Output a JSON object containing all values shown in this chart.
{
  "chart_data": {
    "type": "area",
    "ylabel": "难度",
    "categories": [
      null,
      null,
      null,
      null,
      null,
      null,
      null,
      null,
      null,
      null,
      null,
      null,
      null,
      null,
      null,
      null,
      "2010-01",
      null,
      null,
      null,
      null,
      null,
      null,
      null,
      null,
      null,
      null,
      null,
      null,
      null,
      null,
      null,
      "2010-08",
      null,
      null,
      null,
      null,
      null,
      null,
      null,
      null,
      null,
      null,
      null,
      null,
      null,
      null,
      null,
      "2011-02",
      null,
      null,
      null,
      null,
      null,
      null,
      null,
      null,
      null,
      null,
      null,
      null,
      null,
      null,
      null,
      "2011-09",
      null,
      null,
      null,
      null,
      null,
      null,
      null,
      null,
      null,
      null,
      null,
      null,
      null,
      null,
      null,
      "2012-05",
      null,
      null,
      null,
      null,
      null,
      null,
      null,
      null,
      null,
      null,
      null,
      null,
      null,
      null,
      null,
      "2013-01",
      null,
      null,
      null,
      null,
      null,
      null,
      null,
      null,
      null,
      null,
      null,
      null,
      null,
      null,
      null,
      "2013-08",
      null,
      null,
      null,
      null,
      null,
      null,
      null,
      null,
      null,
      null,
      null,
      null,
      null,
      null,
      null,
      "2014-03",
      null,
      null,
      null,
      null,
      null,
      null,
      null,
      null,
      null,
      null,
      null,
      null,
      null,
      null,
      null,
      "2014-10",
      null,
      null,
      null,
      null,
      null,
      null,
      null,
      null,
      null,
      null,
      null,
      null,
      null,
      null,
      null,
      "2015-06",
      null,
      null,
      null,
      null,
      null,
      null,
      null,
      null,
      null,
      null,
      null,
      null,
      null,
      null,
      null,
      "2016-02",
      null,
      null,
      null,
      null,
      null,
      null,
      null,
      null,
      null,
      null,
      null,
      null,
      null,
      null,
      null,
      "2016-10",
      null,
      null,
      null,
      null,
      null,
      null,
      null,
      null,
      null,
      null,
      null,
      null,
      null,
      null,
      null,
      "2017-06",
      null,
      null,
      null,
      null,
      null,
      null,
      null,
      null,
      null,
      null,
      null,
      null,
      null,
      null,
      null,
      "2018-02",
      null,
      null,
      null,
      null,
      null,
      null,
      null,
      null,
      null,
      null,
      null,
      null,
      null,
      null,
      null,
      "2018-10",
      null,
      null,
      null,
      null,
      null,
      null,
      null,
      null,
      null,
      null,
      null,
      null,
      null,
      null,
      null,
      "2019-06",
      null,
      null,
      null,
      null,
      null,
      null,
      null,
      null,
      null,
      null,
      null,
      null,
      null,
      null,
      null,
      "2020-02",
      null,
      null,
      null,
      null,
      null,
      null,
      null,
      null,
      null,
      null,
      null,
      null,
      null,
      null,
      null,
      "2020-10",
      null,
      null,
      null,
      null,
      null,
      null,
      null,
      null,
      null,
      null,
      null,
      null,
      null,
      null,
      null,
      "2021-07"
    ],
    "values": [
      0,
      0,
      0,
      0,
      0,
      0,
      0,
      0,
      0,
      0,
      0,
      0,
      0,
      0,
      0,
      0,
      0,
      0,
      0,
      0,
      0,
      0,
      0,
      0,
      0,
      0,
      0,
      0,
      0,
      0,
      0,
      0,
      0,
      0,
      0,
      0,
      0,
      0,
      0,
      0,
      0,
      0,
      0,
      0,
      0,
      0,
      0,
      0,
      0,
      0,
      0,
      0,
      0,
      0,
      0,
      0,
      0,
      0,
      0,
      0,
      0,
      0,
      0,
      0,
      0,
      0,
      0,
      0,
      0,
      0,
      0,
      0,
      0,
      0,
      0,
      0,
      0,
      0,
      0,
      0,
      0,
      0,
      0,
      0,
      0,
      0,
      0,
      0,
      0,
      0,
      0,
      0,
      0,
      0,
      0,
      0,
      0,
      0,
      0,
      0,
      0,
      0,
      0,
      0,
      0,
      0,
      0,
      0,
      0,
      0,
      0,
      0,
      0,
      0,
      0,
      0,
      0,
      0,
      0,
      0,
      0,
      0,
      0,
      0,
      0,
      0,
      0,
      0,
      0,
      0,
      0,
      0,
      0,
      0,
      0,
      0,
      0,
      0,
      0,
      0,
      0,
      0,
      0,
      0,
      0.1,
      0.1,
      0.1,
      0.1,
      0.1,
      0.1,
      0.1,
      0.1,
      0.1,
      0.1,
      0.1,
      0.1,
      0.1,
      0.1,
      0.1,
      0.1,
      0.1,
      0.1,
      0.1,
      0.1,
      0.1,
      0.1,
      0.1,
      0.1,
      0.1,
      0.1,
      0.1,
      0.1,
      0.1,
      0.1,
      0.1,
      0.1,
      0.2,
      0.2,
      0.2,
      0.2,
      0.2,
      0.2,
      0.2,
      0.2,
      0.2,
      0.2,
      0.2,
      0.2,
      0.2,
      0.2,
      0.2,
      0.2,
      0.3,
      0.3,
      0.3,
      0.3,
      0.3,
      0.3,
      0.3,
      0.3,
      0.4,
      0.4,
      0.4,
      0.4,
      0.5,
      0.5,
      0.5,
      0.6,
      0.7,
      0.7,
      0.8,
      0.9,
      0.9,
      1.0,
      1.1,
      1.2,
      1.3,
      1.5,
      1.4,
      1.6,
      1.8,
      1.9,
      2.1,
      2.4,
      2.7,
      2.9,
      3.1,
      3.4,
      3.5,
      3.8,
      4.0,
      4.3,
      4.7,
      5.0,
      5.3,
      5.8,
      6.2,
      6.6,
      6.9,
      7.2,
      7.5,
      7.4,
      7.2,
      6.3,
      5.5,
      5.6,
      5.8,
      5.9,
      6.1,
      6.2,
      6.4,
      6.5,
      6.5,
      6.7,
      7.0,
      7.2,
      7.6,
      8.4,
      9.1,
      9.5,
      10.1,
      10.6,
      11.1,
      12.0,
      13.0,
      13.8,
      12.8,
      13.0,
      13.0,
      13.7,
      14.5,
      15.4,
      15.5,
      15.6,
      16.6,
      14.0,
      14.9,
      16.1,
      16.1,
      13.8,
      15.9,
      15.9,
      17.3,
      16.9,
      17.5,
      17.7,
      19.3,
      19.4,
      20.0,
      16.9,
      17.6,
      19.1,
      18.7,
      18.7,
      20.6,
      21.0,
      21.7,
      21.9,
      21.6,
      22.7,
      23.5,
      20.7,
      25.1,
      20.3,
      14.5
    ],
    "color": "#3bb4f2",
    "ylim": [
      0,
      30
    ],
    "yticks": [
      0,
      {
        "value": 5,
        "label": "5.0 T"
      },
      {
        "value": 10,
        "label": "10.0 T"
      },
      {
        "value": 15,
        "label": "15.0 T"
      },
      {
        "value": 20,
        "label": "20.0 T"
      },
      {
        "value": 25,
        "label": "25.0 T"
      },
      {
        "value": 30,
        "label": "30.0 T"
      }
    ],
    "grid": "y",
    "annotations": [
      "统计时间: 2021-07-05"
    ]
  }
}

* * * * *

From the data above, copy each line that has the string "values".

__Task result__
Output a JSON object containing all values shown in this chart.
    "values": [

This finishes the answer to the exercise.